Task to complete: Locate the lines that hold the string "JSON". Copy every such line.

Dataset records:
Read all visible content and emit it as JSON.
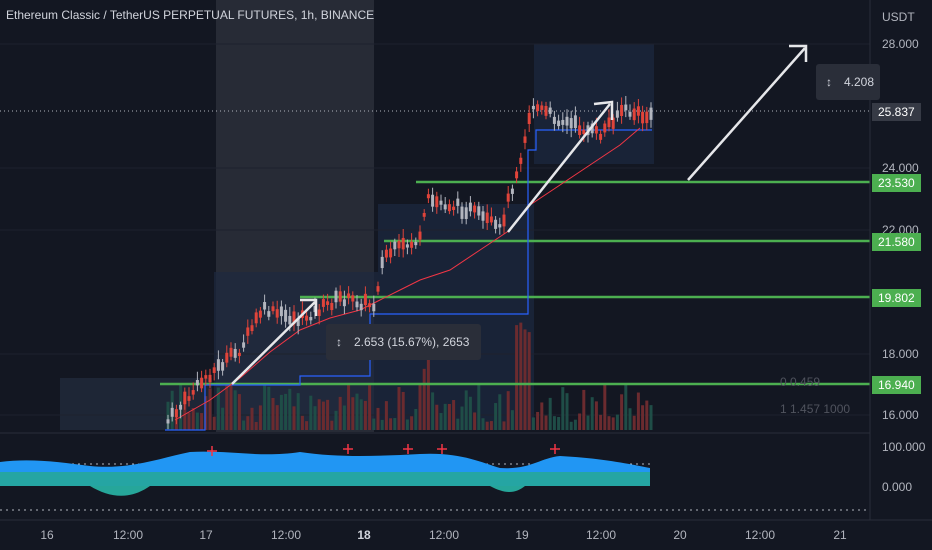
{
  "header": {
    "title": "Ethereum Classic / TetherUS PERPETUAL FUTURES, 1h, BINANCE"
  },
  "axis": {
    "currency": "USDT",
    "y_labels": [
      "28.000",
      "24.000",
      "22.000",
      "18.000",
      "16.000"
    ],
    "osc_labels": [
      "100.000",
      "0.000"
    ],
    "x_labels": [
      "16",
      "12:00",
      "17",
      "12:00",
      "18",
      "12:00",
      "19",
      "12:00",
      "20",
      "12:00",
      "21"
    ]
  },
  "price_levels": [
    "23.530",
    "21.580",
    "19.802",
    "16.940"
  ],
  "current_price": "25.837",
  "measures": [
    {
      "text": "2.653 (15.67%), 2653",
      "icon": "measure-arrows-icon"
    },
    {
      "text": "4.208",
      "icon": "measure-arrows-icon"
    }
  ],
  "volume_legend": [
    "0  0.459",
    "1  1.457  1000"
  ],
  "colors": {
    "bg": "#131722",
    "up": "#b2b5be",
    "down": "#e0443a",
    "level": "#4caf50",
    "ma": "#f23645",
    "step": "#2962ff",
    "price_badge": "#363a45"
  }
}
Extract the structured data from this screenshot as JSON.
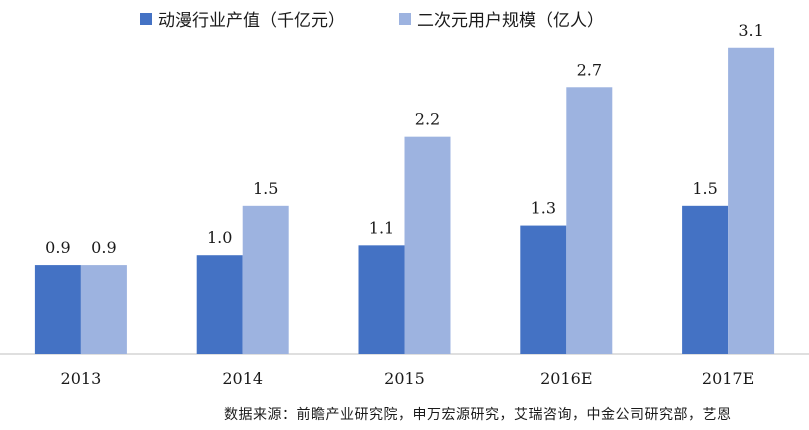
{
  "chart_data": {
    "type": "bar",
    "categories": [
      "2013",
      "2014",
      "2015",
      "2016E",
      "2017E"
    ],
    "series": [
      {
        "name": "动漫行业产值（千亿元）",
        "values": [
          0.9,
          1.0,
          1.1,
          1.3,
          1.5
        ],
        "color": "#4472c4"
      },
      {
        "name": "二次元用户规模（亿人）",
        "values": [
          0.9,
          1.5,
          2.2,
          2.7,
          3.1
        ],
        "color": "#9db3e0"
      }
    ],
    "data_labels": [
      [
        "0.9",
        "1.0",
        "1.1",
        "1.3",
        "1.5"
      ],
      [
        "0.9",
        "1.5",
        "2.2",
        "2.7",
        "3.1"
      ]
    ],
    "ylim": [
      0,
      3.3
    ],
    "grid": false,
    "legend": "top",
    "source": "数据来源：前瞻产业研究院，申万宏源研究，艾瑞咨询，中金公司研究部，艺恩"
  }
}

Exercise answer:
Read all visible content and emit it as JSON.
Extract the structured data from this screenshot as JSON.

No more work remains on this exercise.